Rows from a dataset:
• • • • • • •

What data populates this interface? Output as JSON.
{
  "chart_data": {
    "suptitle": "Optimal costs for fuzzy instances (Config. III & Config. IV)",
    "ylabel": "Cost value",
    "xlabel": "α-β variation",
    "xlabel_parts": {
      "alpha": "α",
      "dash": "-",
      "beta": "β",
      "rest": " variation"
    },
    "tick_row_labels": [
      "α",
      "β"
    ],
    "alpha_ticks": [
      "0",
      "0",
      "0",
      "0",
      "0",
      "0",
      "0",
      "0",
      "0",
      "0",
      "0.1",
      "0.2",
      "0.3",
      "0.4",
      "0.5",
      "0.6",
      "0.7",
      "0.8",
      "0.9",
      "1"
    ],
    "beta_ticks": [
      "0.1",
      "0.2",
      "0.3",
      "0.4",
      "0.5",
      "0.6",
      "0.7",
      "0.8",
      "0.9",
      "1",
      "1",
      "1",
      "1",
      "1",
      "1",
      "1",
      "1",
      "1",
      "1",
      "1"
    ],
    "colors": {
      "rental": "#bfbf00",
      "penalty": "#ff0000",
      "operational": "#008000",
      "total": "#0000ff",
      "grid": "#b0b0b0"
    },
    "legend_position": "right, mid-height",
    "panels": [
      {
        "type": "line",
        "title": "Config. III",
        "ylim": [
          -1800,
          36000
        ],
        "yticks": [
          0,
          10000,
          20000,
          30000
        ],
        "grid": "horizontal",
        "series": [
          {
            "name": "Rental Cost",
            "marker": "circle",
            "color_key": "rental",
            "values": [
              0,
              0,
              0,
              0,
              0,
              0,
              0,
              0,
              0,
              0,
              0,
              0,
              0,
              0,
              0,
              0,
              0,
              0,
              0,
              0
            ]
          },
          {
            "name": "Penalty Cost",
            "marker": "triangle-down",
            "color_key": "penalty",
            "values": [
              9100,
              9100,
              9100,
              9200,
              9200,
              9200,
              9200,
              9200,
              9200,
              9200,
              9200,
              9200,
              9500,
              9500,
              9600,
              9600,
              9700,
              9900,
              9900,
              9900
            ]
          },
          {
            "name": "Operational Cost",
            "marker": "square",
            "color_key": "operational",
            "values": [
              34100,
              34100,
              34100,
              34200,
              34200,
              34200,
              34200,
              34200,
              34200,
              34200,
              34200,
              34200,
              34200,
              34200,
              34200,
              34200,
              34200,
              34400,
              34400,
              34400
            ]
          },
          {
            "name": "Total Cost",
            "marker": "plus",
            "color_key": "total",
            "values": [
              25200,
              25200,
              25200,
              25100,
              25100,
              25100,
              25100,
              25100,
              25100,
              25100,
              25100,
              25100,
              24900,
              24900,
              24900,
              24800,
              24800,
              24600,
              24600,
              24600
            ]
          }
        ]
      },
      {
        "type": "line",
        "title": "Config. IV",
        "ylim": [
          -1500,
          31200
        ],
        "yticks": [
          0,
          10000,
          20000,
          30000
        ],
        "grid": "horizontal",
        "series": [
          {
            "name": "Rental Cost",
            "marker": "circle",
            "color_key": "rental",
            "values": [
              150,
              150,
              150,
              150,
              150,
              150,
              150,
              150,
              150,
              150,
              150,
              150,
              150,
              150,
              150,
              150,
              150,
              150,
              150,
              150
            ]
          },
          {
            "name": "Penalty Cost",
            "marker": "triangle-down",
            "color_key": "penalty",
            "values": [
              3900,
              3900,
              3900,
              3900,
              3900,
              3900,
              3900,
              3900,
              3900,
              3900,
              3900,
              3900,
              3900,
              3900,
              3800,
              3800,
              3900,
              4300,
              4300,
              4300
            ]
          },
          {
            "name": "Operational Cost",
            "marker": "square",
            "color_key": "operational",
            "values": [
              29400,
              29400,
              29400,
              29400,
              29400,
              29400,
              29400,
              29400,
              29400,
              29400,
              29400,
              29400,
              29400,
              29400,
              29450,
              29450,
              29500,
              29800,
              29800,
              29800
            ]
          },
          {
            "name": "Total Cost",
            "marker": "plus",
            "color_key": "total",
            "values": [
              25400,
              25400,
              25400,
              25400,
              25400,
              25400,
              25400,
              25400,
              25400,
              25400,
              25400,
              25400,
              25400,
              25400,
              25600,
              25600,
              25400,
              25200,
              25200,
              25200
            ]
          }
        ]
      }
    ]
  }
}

• • • • • • •

▶ **Exercise prompt**:
Isolate the lines above that contain the word "Config" and copy them.

▶ **Written solution**:
    "suptitle": "Optimal costs for fuzzy instances (Config. III & Config. IV)",
        "title": "Config. III",
        "title": "Config. IV",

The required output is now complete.